**EXERCISE TASK:** Return, unchanged, only the lines of the records that begin with the line containing "subcaption: (b) Online: cumulative" and continue through the line containing "legend-label: TS [798, 50, 808, 58]", with both of those lines included.

**Layout dataset records:**
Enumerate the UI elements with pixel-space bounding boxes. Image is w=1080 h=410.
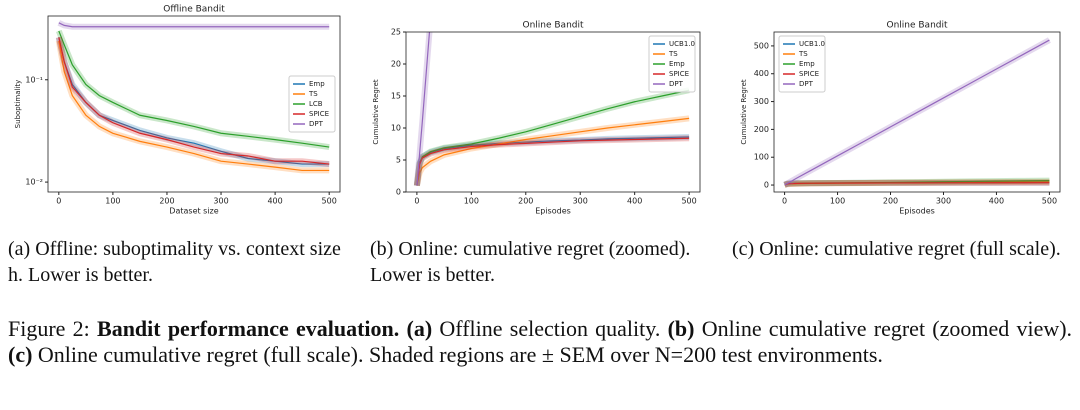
subcaption: (b) Online: cumulative regret (zoomed). … [370, 238, 691, 286]
series-line [58, 37, 330, 165]
y-tick-label: 100 [754, 153, 769, 162]
caption-text: Offline selection quality. [439, 316, 661, 341]
series-line [416, 117, 690, 186]
x-tick-label: 400 [989, 197, 1004, 206]
legend-label: UCB1.0 [669, 40, 695, 48]
legend-box [778, 35, 826, 93]
plot-frame [405, 31, 701, 193]
y-tick-label: 5 [396, 156, 401, 165]
x-tick-label: 500 [322, 197, 337, 206]
y-tick-label: 400 [754, 69, 769, 78]
y-tick-label: 200 [754, 125, 769, 134]
x-tick-label: 300 [213, 197, 228, 206]
y-tick-label: 10⁻² [25, 178, 43, 187]
x-tick-label: 500 [1042, 197, 1057, 206]
chart-title: Online Bandit [886, 21, 947, 31]
x-tick-label: 400 [627, 197, 642, 206]
y-axis-label: Suboptimality [14, 80, 22, 129]
legend-label: SPICE [799, 70, 819, 78]
chart: Online Bandit Episodes Cumulative Regret 0 1… [740, 21, 1061, 216]
subcaption: (c) Online: cumulative regret (full scal… [732, 238, 1061, 260]
x-axis-label: Dataset size [169, 207, 218, 216]
legend-label: TS [668, 50, 678, 58]
y-tick-label: 0 [764, 181, 769, 190]
x-tick-label: 200 [883, 197, 898, 206]
caption-bold: Bandit performance evaluation. [97, 316, 400, 341]
y-tick-label: 300 [754, 97, 769, 106]
subcaption: (a) Offline: suboptimality vs. context s… [8, 238, 341, 286]
chart: Offline Bandit Dataset size Suboptimality 0… [14, 5, 341, 216]
x-tick-label: 100 [830, 197, 845, 206]
x-tick-label: 300 [573, 197, 588, 206]
legend-label: TS [798, 50, 808, 58]
legend-label: SPICE [669, 70, 689, 78]
x-tick-label: 300 [936, 197, 951, 206]
plot-frame [47, 15, 341, 193]
plot-lines [413, 32, 690, 187]
legend-label: DPT [309, 120, 324, 128]
y-tick-label: 15 [391, 92, 401, 101]
legend-label: DPT [669, 80, 684, 88]
legend-label: TS [308, 90, 318, 98]
series-line [58, 22, 330, 28]
legend-label: Emp [669, 60, 685, 68]
x-tick-label: 0 [56, 197, 61, 206]
x-tick-label: 0 [414, 197, 419, 206]
series-line [416, 32, 431, 186]
caption-text: Figure 2: [8, 316, 90, 341]
caption-bold: (b) [667, 316, 695, 341]
y-tick-label: 10 [391, 124, 401, 133]
y-tick-label: 10⁻¹ [25, 75, 43, 84]
plot-lines [55, 20, 330, 174]
x-tick-label: 100 [464, 197, 479, 206]
legend-box [648, 35, 696, 93]
y-tick-label: 0 [396, 188, 401, 197]
caption-bold: (c) [8, 342, 33, 367]
y-tick-label: 25 [391, 28, 401, 37]
legend-box [288, 75, 336, 133]
series-line [416, 137, 690, 186]
series-line [58, 40, 330, 172]
y-tick-label: 20 [391, 60, 401, 69]
x-tick-label: 400 [267, 197, 282, 206]
x-axis-label: Episodes [535, 207, 571, 216]
x-tick-label: 100 [105, 197, 120, 206]
x-tick-label: 200 [159, 197, 174, 206]
legend-label: DPT [799, 80, 814, 88]
caption-text: Online cumulative regret (full scale). S… [37, 342, 883, 367]
series-line [58, 30, 330, 148]
legend-label: UCB1.0 [799, 40, 825, 48]
chart: Online Bandit Episodes Cumulative Regret 0 1… [372, 21, 701, 216]
chart-title: Online Bandit [522, 21, 583, 31]
caption-text: Online cumulative regret (zoomed view). [701, 316, 1073, 341]
plot-lines [783, 37, 1051, 188]
figure-caption: Figure 2: Bandit performance evaluation.… [8, 316, 1072, 368]
y-axis-label: Cumulative Regret [372, 79, 380, 145]
legend-label: Emp [799, 60, 815, 68]
x-axis-label: Episodes [899, 207, 935, 216]
series-line [784, 39, 1050, 186]
chart-title: Offline Bandit [163, 5, 225, 15]
series-band [413, 135, 690, 186]
y-axis-label: Cumulative Regret [740, 79, 748, 145]
legend-label: Emp [309, 80, 325, 88]
series-line [416, 89, 690, 186]
x-tick-label: 0 [782, 197, 787, 206]
x-tick-label: 200 [518, 197, 533, 206]
legend-label: LCB [309, 100, 323, 108]
y-tick-label: 500 [754, 41, 769, 50]
x-tick-label: 500 [681, 197, 696, 206]
series-line [784, 182, 1050, 186]
caption-bold: (a) [406, 316, 433, 341]
legend-label: SPICE [309, 110, 329, 118]
plot-frame [773, 31, 1061, 193]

**SOLUTION TO THIS EXERCISE:**
subcaption: (b) Online: cumulative regret (zoomed). … [370, 238, 691, 286]
series-line [58, 37, 330, 165]
y-tick-label: 100 [754, 153, 769, 162]
caption-text: Offline selection quality. [439, 316, 661, 341]
series-line [416, 117, 690, 186]
x-tick-label: 400 [989, 197, 1004, 206]
legend-label: UCB1.0 [669, 40, 695, 48]
legend-box [778, 35, 826, 93]
plot-frame [405, 31, 701, 193]
y-tick-label: 5 [396, 156, 401, 165]
x-tick-label: 500 [322, 197, 337, 206]
y-tick-label: 400 [754, 69, 769, 78]
y-tick-label: 200 [754, 125, 769, 134]
x-tick-label: 300 [213, 197, 228, 206]
y-tick-label: 10⁻² [25, 178, 43, 187]
x-tick-label: 500 [1042, 197, 1057, 206]
chart-title: Online Bandit [886, 21, 947, 31]
x-tick-label: 400 [627, 197, 642, 206]
y-axis-label: Suboptimality [14, 80, 22, 129]
legend-label: SPICE [799, 70, 819, 78]
chart: Online Bandit Episodes Cumulative Regret 0 1… [740, 21, 1061, 216]
subcaption: (c) Online: cumulative regret (full scal… [732, 238, 1061, 260]
x-axis-label: Dataset size [169, 207, 218, 216]
legend-label: TS [668, 50, 678, 58]
y-tick-label: 0 [764, 181, 769, 190]
x-tick-label: 200 [883, 197, 898, 206]
caption-bold: Bandit performance evaluation. [97, 316, 400, 341]
y-tick-label: 300 [754, 97, 769, 106]
subcaption: (a) Offline: suboptimality vs. context s… [8, 238, 341, 286]
chart: Offline Bandit Dataset size Suboptimality 0… [14, 5, 341, 216]
x-tick-label: 100 [830, 197, 845, 206]
x-tick-label: 300 [573, 197, 588, 206]
legend-label: TS [798, 50, 808, 58]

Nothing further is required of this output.